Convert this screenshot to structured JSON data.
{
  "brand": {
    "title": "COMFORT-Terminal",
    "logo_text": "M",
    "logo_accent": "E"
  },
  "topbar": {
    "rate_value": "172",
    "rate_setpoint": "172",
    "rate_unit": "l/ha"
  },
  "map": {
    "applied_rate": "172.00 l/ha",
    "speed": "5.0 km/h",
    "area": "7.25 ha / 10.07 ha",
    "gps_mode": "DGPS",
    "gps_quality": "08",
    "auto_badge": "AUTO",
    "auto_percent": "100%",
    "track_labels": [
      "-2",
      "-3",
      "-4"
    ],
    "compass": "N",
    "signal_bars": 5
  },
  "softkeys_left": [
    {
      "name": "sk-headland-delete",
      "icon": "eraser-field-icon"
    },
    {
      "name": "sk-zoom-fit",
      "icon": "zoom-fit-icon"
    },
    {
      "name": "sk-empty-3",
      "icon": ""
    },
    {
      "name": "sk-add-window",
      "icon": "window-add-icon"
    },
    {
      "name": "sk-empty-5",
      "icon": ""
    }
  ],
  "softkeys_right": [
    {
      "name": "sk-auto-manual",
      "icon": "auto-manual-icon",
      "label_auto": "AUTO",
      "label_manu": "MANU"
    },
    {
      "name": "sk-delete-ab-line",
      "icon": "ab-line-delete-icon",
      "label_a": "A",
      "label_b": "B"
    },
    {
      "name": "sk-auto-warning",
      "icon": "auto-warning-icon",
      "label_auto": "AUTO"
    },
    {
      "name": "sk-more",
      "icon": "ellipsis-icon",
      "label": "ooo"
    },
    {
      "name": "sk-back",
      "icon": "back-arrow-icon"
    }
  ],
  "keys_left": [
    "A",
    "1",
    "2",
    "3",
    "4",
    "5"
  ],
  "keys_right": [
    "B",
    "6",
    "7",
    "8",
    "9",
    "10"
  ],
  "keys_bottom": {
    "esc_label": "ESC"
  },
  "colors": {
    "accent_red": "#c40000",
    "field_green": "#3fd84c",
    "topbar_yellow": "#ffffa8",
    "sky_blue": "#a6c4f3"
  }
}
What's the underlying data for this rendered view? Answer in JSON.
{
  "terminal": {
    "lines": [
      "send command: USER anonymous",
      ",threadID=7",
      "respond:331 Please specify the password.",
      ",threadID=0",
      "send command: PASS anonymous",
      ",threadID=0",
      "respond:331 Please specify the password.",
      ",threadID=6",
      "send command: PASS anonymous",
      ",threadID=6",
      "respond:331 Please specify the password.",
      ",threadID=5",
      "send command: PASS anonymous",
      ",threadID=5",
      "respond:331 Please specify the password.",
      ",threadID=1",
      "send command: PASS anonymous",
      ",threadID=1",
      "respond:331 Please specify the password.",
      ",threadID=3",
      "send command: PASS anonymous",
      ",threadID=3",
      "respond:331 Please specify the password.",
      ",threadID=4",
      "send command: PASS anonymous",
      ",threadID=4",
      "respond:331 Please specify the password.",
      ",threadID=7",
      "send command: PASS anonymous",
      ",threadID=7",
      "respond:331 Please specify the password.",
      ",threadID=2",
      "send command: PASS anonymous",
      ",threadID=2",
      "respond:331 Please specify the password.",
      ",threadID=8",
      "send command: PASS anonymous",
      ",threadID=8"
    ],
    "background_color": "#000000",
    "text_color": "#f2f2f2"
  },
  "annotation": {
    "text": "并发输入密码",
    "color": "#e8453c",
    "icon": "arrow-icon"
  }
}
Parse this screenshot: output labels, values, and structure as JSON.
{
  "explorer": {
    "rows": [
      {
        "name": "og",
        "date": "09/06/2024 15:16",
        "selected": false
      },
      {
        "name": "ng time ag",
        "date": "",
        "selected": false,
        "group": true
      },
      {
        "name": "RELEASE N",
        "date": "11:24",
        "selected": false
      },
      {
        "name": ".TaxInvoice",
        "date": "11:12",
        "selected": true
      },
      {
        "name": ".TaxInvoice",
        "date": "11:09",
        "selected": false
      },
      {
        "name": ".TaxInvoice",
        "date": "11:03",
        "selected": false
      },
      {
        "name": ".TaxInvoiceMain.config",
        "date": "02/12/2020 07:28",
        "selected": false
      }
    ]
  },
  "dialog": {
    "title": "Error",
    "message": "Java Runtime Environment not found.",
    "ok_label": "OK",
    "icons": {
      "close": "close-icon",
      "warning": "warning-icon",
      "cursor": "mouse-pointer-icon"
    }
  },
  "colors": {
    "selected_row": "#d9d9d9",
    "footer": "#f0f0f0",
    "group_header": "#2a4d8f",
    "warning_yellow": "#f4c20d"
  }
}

━━━━━━━━━━━━━━━━━━━━━━━━━━━━━━

In the entries above, find each line with the word "this" and show it.

» Solution:
Convert this screenshot to structured JSON data.
What's the underlying data for this rendered view? Answer in JSON.
Parse this screenshot: output labels, values, and structure as JSON.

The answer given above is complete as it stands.